**MATERIAL SHOWN:**

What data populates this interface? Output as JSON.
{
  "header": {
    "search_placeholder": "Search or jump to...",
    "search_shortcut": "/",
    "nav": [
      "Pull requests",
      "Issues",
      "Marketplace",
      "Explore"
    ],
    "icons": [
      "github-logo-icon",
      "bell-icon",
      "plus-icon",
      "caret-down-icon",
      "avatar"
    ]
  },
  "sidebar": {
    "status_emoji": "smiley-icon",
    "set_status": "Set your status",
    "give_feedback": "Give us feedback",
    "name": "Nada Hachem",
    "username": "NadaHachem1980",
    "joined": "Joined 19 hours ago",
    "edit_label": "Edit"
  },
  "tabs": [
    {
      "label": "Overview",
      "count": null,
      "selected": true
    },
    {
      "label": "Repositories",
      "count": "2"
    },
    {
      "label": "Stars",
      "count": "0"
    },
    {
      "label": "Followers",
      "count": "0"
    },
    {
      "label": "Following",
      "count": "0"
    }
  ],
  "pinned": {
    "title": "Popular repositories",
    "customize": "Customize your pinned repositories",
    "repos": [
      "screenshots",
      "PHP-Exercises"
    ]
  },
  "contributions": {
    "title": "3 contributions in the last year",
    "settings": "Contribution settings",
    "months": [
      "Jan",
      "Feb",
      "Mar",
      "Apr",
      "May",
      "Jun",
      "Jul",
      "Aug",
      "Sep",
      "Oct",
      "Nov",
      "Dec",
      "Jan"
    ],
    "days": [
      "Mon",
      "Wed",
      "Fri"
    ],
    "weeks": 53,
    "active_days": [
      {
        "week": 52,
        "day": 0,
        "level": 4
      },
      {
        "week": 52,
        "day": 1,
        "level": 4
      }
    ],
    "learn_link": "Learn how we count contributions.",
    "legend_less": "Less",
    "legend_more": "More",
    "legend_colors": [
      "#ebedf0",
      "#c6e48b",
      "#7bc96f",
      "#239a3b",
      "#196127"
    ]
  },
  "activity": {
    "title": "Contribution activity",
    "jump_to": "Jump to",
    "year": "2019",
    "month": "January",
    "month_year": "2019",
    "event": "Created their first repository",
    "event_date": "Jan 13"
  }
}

**TASK INSTRUCTIONS:**
From the records above, extract each line exactly as shown.

**RESPONSE:**
What data populates this interface? Output as JSON.
{
  "header": {
    "search_placeholder": "Search or jump to...",
    "search_shortcut": "/",
    "nav": [
      "Pull requests",
      "Issues",
      "Marketplace",
      "Explore"
    ],
    "icons": [
      "github-logo-icon",
      "bell-icon",
      "plus-icon",
      "caret-down-icon",
      "avatar"
    ]
  },
  "sidebar": {
    "status_emoji": "smiley-icon",
    "set_status": "Set your status",
    "give_feedback": "Give us feedback",
    "name": "Nada Hachem",
    "username": "NadaHachem1980",
    "joined": "Joined 19 hours ago",
    "edit_label": "Edit"
  },
  "tabs": [
    {
      "label": "Overview",
      "count": null,
      "selected": true
    },
    {
      "label": "Repositories",
      "count": "2"
    },
    {
      "label": "Stars",
      "count": "0"
    },
    {
      "label": "Followers",
      "count": "0"
    },
    {
      "label": "Following",
      "count": "0"
    }
  ],
  "pinned": {
    "title": "Popular repositories",
    "customize": "Customize your pinned repositories",
    "repos": [
      "screenshots",
      "PHP-Exercises"
    ]
  },
  "contributions": {
    "title": "3 contributions in the last year",
    "settings": "Contribution settings",
    "months": [
      "Jan",
      "Feb",
      "Mar",
      "Apr",
      "May",
      "Jun",
      "Jul",
      "Aug",
      "Sep",
      "Oct",
      "Nov",
      "Dec",
      "Jan"
    ],
    "days": [
      "Mon",
      "Wed",
      "Fri"
    ],
    "weeks": 53,
    "active_days": [
      {
        "week": 52,
        "day": 0,
        "level": 4
      },
      {
        "week": 52,
        "day": 1,
        "level": 4
      }
    ],
    "learn_link": "Learn how we count contributions.",
    "legend_less": "Less",
    "legend_more": "More",
    "legend_colors": [
      "#ebedf0",
      "#c6e48b",
      "#7bc96f",
      "#239a3b",
      "#196127"
    ]
  },
  "activity": {
    "title": "Contribution activity",
    "jump_to": "Jump to",
    "year": "2019",
    "month": "January",
    "month_year": "2019",
    "event": "Created their first repository",
    "event_date": "Jan 13"
  }
}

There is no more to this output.